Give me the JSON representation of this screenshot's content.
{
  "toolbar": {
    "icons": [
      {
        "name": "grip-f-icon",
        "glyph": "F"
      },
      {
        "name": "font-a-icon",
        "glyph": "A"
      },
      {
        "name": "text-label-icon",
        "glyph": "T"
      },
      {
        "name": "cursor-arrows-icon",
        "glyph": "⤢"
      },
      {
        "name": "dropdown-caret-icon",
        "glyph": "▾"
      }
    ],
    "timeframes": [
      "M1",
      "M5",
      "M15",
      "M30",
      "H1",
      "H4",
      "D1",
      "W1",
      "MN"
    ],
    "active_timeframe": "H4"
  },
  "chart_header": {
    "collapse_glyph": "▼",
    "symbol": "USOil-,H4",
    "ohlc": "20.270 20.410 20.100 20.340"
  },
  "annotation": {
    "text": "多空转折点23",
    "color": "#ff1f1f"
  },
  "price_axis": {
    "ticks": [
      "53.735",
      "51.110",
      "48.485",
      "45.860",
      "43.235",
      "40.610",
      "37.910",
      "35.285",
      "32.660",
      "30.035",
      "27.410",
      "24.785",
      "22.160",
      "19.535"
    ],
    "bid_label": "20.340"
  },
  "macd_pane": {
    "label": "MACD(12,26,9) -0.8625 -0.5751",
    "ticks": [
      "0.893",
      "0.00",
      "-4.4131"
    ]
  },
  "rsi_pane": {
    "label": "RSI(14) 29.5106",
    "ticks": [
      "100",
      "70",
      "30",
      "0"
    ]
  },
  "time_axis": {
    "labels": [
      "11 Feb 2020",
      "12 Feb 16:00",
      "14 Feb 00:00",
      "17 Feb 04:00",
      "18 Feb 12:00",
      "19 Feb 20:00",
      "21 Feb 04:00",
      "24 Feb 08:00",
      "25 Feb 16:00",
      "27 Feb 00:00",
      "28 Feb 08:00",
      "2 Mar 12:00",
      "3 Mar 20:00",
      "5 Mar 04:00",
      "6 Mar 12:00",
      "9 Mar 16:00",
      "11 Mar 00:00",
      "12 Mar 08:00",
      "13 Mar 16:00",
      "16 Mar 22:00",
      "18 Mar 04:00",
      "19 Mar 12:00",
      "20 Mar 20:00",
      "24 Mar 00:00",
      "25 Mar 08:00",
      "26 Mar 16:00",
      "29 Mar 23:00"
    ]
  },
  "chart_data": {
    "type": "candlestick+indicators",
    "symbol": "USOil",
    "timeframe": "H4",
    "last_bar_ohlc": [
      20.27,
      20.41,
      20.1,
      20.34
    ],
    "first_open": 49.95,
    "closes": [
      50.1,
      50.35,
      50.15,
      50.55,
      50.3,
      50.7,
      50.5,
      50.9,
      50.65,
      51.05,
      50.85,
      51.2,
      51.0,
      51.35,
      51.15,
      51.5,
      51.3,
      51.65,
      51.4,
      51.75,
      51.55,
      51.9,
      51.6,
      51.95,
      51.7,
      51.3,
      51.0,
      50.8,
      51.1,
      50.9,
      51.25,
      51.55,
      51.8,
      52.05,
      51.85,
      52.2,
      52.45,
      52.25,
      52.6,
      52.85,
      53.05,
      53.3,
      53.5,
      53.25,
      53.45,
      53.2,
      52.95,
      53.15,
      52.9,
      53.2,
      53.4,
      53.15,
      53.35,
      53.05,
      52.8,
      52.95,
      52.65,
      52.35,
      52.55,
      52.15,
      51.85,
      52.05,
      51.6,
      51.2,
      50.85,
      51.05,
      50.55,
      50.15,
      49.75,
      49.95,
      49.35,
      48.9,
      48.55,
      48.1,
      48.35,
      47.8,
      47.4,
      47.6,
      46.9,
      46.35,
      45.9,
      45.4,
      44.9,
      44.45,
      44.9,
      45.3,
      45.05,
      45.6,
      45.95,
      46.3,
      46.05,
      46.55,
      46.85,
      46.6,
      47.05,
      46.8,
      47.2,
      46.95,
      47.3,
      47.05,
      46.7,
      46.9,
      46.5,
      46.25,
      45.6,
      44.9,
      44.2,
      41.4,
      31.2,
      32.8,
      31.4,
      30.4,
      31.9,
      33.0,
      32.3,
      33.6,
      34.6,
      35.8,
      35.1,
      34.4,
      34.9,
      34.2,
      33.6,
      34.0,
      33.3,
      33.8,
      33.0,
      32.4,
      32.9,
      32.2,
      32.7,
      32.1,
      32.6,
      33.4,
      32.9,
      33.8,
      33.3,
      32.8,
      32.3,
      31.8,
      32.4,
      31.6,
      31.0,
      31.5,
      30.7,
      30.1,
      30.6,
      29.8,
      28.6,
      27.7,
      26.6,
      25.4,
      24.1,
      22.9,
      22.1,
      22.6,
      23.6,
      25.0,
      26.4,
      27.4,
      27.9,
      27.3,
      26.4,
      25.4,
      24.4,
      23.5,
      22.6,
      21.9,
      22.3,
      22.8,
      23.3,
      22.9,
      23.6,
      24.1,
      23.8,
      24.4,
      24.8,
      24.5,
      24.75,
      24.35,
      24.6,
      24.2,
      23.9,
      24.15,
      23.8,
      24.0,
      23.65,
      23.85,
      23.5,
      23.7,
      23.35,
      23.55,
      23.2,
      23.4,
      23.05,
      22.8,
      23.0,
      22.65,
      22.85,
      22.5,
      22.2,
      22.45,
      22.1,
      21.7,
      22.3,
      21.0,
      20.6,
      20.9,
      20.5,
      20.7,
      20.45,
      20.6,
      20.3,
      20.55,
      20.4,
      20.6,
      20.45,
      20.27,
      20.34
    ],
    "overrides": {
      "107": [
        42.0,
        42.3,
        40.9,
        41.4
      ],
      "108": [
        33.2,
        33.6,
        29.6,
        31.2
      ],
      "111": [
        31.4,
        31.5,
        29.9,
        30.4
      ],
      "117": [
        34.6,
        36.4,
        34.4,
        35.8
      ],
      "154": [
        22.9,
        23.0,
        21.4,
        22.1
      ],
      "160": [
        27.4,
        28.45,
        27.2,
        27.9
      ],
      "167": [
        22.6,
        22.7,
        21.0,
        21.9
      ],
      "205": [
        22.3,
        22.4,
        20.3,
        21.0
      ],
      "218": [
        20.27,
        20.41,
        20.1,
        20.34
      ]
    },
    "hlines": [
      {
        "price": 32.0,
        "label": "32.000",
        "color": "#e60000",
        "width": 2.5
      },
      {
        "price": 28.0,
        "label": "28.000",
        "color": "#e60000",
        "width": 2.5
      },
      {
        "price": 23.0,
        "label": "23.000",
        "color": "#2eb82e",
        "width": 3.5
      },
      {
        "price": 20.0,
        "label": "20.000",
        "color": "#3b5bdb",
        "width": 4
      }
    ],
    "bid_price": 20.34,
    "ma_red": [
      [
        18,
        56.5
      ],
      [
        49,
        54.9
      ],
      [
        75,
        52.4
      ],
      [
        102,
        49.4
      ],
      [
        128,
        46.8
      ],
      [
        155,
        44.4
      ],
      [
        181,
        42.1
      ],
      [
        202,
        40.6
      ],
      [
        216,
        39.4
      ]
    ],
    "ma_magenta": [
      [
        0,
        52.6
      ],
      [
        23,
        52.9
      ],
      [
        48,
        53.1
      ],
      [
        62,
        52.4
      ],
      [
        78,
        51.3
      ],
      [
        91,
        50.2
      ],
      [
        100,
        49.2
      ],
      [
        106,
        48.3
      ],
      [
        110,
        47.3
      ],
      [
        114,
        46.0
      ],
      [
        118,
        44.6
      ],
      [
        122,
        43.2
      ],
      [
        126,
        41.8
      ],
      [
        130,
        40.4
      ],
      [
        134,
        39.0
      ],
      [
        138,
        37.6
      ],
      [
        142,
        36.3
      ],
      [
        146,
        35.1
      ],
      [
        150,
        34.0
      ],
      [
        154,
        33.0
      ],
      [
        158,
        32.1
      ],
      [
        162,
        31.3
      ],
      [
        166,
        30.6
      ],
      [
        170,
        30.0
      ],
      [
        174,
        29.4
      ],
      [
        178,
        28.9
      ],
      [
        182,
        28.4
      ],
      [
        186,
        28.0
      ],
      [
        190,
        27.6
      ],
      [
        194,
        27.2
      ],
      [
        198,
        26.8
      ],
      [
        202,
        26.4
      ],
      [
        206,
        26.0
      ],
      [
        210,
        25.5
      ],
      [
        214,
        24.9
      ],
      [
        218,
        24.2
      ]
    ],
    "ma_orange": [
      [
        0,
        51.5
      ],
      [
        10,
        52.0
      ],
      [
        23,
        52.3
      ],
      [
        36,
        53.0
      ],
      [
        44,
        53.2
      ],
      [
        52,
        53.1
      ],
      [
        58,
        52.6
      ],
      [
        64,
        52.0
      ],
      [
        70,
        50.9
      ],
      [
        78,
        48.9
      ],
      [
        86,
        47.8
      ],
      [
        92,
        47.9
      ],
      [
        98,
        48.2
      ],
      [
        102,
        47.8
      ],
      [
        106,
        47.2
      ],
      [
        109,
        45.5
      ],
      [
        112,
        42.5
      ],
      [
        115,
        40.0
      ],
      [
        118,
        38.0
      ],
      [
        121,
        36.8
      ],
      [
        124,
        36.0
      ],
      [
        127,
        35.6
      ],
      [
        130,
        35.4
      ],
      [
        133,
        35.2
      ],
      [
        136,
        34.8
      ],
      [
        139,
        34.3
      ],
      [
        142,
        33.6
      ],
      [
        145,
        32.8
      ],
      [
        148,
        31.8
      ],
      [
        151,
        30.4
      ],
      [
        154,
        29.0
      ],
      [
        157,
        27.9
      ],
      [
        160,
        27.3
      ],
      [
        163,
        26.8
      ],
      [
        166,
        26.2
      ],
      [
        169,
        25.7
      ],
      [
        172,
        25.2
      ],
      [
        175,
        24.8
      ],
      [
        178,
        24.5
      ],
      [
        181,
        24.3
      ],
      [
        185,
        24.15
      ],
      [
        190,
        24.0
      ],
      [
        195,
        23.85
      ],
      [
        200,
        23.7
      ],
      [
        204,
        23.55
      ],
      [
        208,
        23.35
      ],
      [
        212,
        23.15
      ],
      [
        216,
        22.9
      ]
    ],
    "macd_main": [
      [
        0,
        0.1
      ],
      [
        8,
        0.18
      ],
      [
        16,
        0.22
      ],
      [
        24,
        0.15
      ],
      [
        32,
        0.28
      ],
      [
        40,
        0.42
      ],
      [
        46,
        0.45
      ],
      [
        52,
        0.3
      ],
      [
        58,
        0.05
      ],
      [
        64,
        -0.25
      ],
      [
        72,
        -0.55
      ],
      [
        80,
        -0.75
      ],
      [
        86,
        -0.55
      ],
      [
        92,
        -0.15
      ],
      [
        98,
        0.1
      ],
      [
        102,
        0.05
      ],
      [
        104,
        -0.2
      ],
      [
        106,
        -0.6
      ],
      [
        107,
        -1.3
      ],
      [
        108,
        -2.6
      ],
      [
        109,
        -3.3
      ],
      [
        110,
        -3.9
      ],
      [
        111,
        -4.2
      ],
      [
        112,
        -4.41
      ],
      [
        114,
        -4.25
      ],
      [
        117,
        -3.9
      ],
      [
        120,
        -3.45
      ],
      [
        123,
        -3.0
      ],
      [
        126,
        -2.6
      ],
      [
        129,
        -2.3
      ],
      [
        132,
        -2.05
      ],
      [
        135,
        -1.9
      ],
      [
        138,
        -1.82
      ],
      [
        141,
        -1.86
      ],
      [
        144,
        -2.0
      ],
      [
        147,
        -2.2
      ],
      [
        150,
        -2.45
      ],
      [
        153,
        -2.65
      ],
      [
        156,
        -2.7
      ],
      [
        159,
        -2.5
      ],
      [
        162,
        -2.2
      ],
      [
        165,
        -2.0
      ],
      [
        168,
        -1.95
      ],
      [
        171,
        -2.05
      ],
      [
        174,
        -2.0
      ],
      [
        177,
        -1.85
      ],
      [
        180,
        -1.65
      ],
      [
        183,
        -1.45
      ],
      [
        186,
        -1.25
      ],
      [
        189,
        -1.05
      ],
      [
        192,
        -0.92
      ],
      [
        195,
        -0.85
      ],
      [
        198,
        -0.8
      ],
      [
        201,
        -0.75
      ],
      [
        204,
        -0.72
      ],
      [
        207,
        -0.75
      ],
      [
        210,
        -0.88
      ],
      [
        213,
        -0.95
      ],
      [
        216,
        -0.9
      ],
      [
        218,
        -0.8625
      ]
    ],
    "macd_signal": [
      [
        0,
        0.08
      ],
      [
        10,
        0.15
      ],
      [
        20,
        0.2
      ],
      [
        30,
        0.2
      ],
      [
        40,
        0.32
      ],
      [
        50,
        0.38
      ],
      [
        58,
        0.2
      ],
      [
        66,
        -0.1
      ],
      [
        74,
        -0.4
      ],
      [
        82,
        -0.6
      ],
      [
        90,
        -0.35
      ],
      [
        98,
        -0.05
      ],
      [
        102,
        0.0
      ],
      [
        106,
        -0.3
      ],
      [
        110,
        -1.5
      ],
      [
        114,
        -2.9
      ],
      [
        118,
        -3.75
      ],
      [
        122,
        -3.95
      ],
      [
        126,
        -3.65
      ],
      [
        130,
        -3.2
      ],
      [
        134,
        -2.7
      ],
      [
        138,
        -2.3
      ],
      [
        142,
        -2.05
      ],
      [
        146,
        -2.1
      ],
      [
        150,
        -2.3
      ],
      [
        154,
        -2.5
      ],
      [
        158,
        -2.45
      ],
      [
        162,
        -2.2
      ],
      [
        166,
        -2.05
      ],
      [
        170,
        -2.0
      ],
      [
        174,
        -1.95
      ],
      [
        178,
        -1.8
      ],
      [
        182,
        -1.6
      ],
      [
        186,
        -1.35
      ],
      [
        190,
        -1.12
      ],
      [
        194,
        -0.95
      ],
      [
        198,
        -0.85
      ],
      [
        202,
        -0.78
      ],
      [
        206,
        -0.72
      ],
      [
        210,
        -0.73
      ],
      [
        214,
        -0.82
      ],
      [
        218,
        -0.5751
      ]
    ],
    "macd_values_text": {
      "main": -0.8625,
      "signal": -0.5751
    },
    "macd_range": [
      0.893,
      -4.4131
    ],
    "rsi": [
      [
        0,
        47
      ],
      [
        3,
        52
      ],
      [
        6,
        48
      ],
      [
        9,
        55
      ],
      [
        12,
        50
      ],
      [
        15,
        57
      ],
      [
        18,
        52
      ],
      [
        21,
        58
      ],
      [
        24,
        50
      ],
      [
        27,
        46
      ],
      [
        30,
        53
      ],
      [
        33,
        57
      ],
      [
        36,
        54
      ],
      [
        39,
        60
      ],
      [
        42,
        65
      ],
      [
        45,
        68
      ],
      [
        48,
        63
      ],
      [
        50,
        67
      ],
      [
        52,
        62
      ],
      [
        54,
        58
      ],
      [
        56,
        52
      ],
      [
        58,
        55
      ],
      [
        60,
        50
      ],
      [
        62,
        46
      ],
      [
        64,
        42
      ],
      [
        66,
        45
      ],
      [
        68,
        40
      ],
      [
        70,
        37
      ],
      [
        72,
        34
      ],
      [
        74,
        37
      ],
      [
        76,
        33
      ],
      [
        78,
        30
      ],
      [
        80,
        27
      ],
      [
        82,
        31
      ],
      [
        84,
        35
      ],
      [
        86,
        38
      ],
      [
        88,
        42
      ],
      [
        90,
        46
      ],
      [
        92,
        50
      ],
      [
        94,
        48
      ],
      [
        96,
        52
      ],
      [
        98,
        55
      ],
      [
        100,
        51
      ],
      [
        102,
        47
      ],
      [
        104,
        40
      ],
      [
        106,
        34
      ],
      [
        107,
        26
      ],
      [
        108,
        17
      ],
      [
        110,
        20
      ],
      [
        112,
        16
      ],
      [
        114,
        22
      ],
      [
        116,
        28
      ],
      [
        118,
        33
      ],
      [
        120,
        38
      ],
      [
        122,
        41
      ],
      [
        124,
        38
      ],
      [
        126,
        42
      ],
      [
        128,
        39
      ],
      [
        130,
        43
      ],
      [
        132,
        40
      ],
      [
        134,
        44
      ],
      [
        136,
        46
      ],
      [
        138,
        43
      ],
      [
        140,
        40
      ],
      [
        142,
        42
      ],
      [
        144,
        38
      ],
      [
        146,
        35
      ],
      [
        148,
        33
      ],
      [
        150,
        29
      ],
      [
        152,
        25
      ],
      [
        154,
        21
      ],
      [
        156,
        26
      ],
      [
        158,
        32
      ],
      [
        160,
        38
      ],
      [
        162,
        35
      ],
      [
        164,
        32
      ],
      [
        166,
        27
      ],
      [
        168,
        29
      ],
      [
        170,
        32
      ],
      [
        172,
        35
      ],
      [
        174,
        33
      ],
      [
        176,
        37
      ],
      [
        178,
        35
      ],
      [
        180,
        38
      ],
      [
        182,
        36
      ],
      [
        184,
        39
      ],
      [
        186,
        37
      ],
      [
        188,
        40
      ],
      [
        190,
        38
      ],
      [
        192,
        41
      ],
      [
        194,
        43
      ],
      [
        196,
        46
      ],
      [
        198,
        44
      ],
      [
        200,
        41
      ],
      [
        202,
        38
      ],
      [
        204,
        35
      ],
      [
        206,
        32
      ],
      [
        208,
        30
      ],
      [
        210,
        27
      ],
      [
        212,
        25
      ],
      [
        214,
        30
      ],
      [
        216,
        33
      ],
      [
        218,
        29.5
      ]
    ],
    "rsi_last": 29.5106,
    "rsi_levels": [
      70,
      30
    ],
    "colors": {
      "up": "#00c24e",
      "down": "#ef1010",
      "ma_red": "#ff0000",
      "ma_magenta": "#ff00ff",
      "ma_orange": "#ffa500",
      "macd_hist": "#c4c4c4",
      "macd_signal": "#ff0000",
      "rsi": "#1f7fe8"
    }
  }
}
******************************
* Aim of the task *
State how many lines of the material contain the string "name", with no other words.

* Answer *
5